Dataset items
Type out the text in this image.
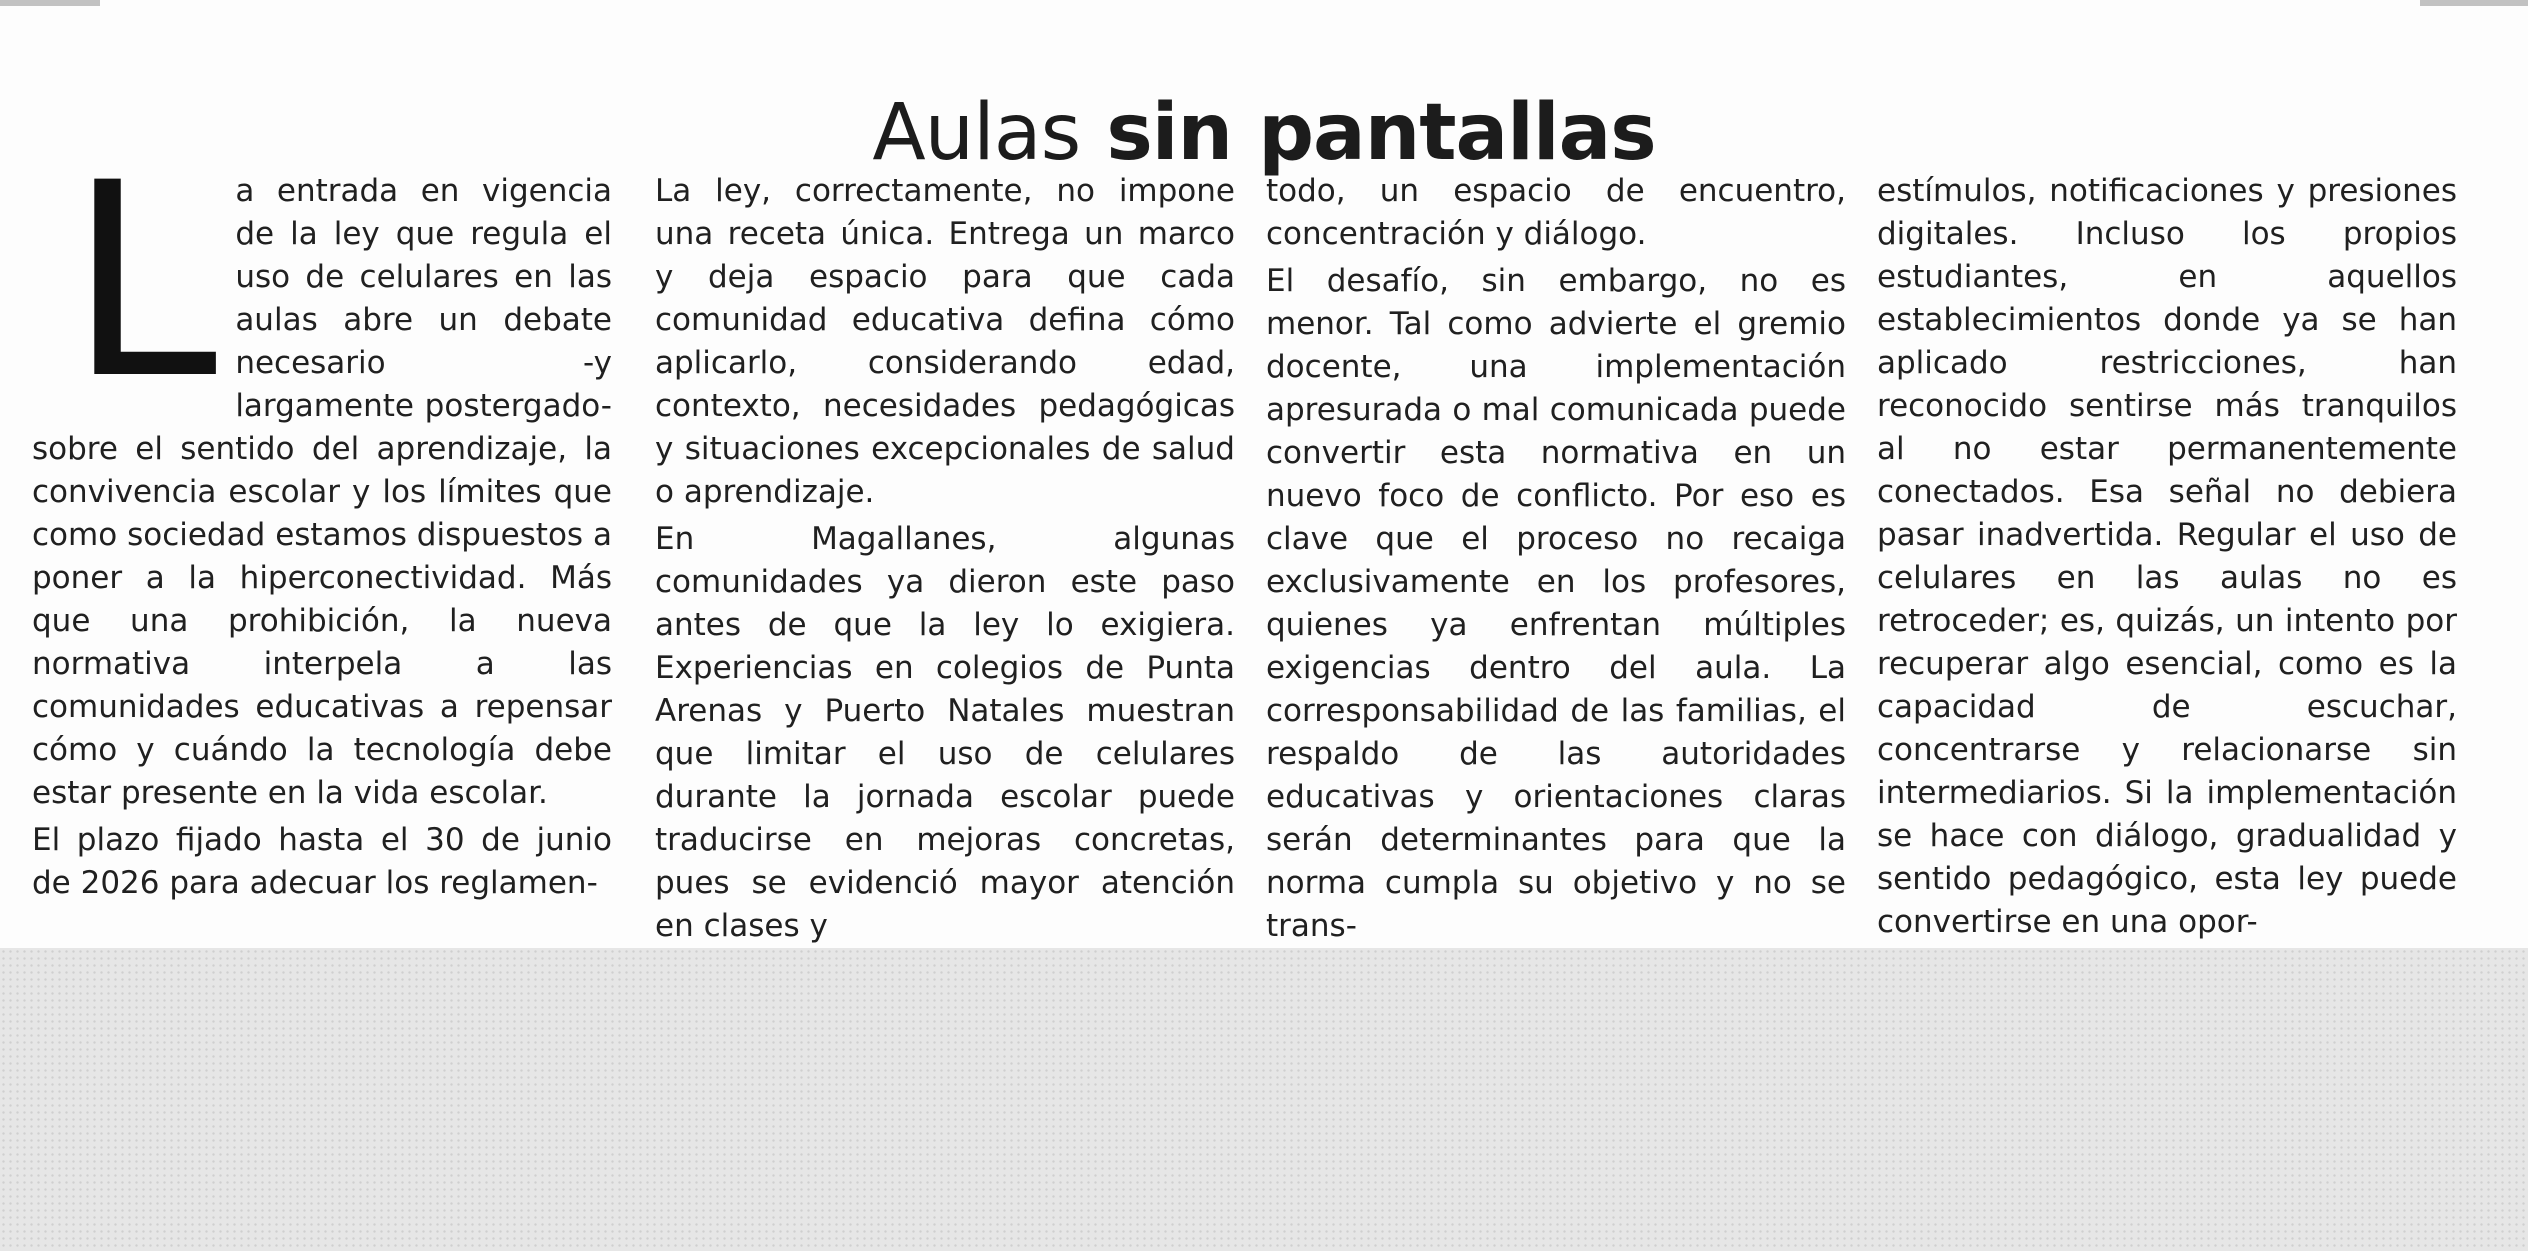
Aulas sin pantallas

La entrada en vigencia de la ley que regula el uso de celulares en las aulas abre un debate necesario -y largamente postergado- sobre el sentido del aprendizaje, la convivencia escolar y los límites que como sociedad estamos dispuestos a poner a la hiperconectividad. Más que una prohibición, la nueva normativa interpela a las comunidades educativas a repensar cómo y cuándo la tecnología debe estar presente en la vida escolar.

El plazo fijado hasta el 30 de junio de 2026 para adecuar los reglamen-

La ley, correctamente, no impone una receta única. Entrega un marco y deja espacio para que cada comunidad educativa defina cómo aplicarlo, considerando edad, contexto, necesidades pedagógicas y situaciones excepcionales de salud o aprendizaje.

En Magallanes, algunas comunidades ya dieron este paso antes de que la ley lo exigiera. Experiencias en colegios de Punta Arenas y Puerto Natales muestran que limitar el uso de celulares durante la jornada escolar puede traducirse en mejoras concretas, pues se evidenció mayor atención en clases y

todo, un espacio de encuentro, concentración y diálogo.

El desafío, sin embargo, no es menor. Tal como advierte el gremio docente, una implementación apresurada o mal comunicada puede convertir esta normativa en un nuevo foco de conflicto. Por eso es clave que el proceso no recaiga exclusivamente en los profesores, quienes ya enfrentan múltiples exigencias dentro del aula. La corresponsabilidad de las familias, el respaldo de las autoridades educativas y orientaciones claras serán determinantes para que la norma cumpla su objetivo y no se trans-

estímulos, notificaciones y presiones digitales. Incluso los propios estudiantes, en aquellos establecimientos donde ya se han aplicado restricciones, han reconocido sentirse más tranquilos al no estar permanentemente conectados. Esa señal no debiera pasar inadvertida. Regular el uso de celulares en las aulas no es retroceder; es, quizás, un intento por recuperar algo esencial, como es la capacidad de escuchar, concentrarse y relacionarse sin intermediarios. Si la implementación se hace con diálogo, gradualidad y sentido pedagógico, esta ley puede convertirse en una opor-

> _Stated goal_: Repeat the records word for word. Any picture in them should be left out.

> _Reply to the exercise_:
Type out the text in this image.
Aulas sin pantallas

La entrada en vigencia de la ley que regula el uso de celulares en las aulas abre un debate necesario -y largamente postergado- sobre el sentido del aprendizaje, la convivencia escolar y los límites que como sociedad estamos dispuestos a poner a la hiperconectividad. Más que una prohibición, la nueva normativa interpela a las comunidades educativas a repensar cómo y cuándo la tecnología debe estar presente en la vida escolar.

El plazo fijado hasta el 30 de junio de 2026 para adecuar los reglamen-

La ley, correctamente, no impone una receta única. Entrega un marco y deja espacio para que cada comunidad educativa defina cómo aplicarlo, considerando edad, contexto, necesidades pedagógicas y situaciones excepcionales de salud o aprendizaje.

En Magallanes, algunas comunidades ya dieron este paso antes de que la ley lo exigiera. Experiencias en colegios de Punta Arenas y Puerto Natales muestran que limitar el uso de celulares durante la jornada escolar puede traducirse en mejoras concretas, pues se evidenció mayor atención en clases y

todo, un espacio de encuentro, concentración y diálogo.

El desafío, sin embargo, no es menor. Tal como advierte el gremio docente, una implementación apresurada o mal comunicada puede convertir esta normativa en un nuevo foco de conflicto. Por eso es clave que el proceso no recaiga exclusivamente en los profesores, quienes ya enfrentan múltiples exigencias dentro del aula. La corresponsabilidad de las familias, el respaldo de las autoridades educativas y orientaciones claras serán determinantes para que la norma cumpla su objetivo y no se trans-

estímulos, notificaciones y presiones digitales. Incluso los propios estudiantes, en aquellos establecimientos donde ya se han aplicado restricciones, han reconocido sentirse más tranquilos al no estar permanentemente conectados. Esa señal no debiera pasar inadvertida. Regular el uso de celulares en las aulas no es retroceder; es, quizás, un intento por recuperar algo esencial, como es la capacidad de escuchar, concentrarse y relacionarse sin intermediarios. Si la implementación se hace con diálogo, gradualidad y sentido pedagógico, esta ley puede convertirse en una opor-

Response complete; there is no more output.